EXERCISE OBJECTIVE » Give the listing again in full, exactly as written.

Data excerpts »
________________________
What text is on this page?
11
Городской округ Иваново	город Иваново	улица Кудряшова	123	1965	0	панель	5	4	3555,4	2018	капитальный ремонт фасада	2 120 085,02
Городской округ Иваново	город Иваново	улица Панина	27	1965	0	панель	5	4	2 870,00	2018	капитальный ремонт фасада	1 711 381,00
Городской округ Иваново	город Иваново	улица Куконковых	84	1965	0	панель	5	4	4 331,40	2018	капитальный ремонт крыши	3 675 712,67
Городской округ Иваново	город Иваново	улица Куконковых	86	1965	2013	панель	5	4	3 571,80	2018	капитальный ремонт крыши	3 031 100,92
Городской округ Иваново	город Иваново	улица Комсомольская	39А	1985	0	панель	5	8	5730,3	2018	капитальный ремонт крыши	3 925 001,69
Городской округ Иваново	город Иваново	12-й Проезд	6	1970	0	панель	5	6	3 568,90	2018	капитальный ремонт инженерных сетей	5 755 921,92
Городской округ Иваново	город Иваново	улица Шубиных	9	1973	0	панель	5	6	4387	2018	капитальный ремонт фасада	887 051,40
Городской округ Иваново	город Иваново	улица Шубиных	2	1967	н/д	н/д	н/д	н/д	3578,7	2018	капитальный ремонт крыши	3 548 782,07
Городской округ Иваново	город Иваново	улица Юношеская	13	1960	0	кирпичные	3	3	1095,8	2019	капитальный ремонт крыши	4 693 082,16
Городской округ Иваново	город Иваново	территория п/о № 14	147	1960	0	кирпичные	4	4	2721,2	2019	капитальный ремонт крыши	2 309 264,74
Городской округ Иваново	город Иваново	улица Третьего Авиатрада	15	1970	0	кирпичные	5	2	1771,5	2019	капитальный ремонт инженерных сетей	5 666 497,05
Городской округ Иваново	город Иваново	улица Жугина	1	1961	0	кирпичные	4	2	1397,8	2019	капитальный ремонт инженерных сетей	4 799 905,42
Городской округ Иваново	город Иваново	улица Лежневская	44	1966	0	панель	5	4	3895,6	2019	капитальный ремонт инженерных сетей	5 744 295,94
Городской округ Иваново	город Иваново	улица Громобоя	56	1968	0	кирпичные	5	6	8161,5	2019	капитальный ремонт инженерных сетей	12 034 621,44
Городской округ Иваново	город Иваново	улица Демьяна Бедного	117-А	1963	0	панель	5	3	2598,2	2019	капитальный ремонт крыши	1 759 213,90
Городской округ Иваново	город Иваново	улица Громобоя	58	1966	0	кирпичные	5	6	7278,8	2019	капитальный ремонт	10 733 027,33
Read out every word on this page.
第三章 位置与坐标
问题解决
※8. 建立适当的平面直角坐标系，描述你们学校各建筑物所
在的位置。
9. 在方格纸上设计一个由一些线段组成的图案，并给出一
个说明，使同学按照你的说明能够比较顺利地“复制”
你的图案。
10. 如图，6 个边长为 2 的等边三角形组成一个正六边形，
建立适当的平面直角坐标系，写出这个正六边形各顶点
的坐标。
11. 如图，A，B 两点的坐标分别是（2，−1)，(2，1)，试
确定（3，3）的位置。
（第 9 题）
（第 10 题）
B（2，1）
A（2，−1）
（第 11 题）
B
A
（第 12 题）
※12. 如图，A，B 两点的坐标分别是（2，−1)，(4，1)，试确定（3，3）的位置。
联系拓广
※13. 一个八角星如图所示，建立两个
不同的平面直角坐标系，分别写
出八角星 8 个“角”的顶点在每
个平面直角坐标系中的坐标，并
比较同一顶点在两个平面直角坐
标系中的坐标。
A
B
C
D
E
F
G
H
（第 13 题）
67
________________________
WORKED ANSWER »
What text is on this page?
11
Городской округ Иваново	город Иваново	улица Кудряшова	123	1965	0	панель	5	4	3555,4	2018	капитальный ремонт фасада	2 120 085,02
Городской округ Иваново	город Иваново	улица Панина	27	1965	0	панель	5	4	2 870,00	2018	капитальный ремонт фасада	1 711 381,00
Городской округ Иваново	город Иваново	улица Куконковых	84	1965	0	панель	5	4	4 331,40	2018	капитальный ремонт крыши	3 675 712,67
Городской округ Иваново	город Иваново	улица Куконковых	86	1965	2013	панель	5	4	3 571,80	2018	капитальный ремонт крыши	3 031 100,92
Городской округ Иваново	город Иваново	улица Комсомольская	39А	1985	0	панель	5	8	5730,3	2018	капитальный ремонт крыши	3 925 001,69
Городской округ Иваново	город Иваново	12-й Проезд	6	1970	0	панель	5	6	3 568,90	2018	капитальный ремонт инженерных сетей	5 755 921,92
Городской округ Иваново	город Иваново	улица Шубиных	9	1973	0	панель	5	6	4387	2018	капитальный ремонт фасада	887 051,40
Городской округ Иваново	город Иваново	улица Шубиных	2	1967	н/д	н/д	н/д	н/д	3578,7	2018	капитальный ремонт крыши	3 548 782,07
Городской округ Иваново	город Иваново	улица Юношеская	13	1960	0	кирпичные	3	3	1095,8	2019	капитальный ремонт крыши	4 693 082,16
Городской округ Иваново	город Иваново	территория п/о № 14	147	1960	0	кирпичные	4	4	2721,2	2019	капитальный ремонт крыши	2 309 264,74
Городской округ Иваново	город Иваново	улица Третьего Авиатрада	15	1970	0	кирпичные	5	2	1771,5	2019	капитальный ремонт инженерных сетей	5 666 497,05
Городской округ Иваново	город Иваново	улица Жугина	1	1961	0	кирпичные	4	2	1397,8	2019	капитальный ремонт инженерных сетей	4 799 905,42
Городской округ Иваново	город Иваново	улица Лежневская	44	1966	0	панель	5	4	3895,6	2019	капитальный ремонт инженерных сетей	5 744 295,94
Городской округ Иваново	город Иваново	улица Громобоя	56	1968	0	кирпичные	5	6	8161,5	2019	капитальный ремонт инженерных сетей	12 034 621,44
Городской округ Иваново	город Иваново	улица Демьяна Бедного	117-А	1963	0	панель	5	3	2598,2	2019	капитальный ремонт крыши	1 759 213,90
Городской округ Иваново	город Иваново	улица Громобоя	58	1966	0	кирпичные	5	6	7278,8	2019	капитальный ремонт	10 733 027,33
Read out every word on this page.
第三章 位置与坐标
问题解决
※8. 建立适当的平面直角坐标系，描述你们学校各建筑物所
在的位置。
9. 在方格纸上设计一个由一些线段组成的图案，并给出一
个说明，使同学按照你的说明能够比较顺利地“复制”
你的图案。
10. 如图，6 个边长为 2 的等边三角形组成一个正六边形，
建立适当的平面直角坐标系，写出这个正六边形各顶点
的坐标。
11. 如图，A，B 两点的坐标分别是（2，−1)，(2，1)，试
确定（3，3）的位置。
（第 9 题）
（第 10 题）
B（2，1）
A（2，−1）
（第 11 题）
B
A
（第 12 题）
※12. 如图，A，B 两点的坐标分别是（2，−1)，(4，1)，试确定（3，3）的位置。
联系拓广
※13. 一个八角星如图所示，建立两个
不同的平面直角坐标系，分别写
出八角星 8 个“角”的顶点在每
个平面直角坐标系中的坐标，并
比较同一顶点在两个平面直角坐
标系中的坐标。
A
B
C
D
E
F
G
H
（第 13 题）
67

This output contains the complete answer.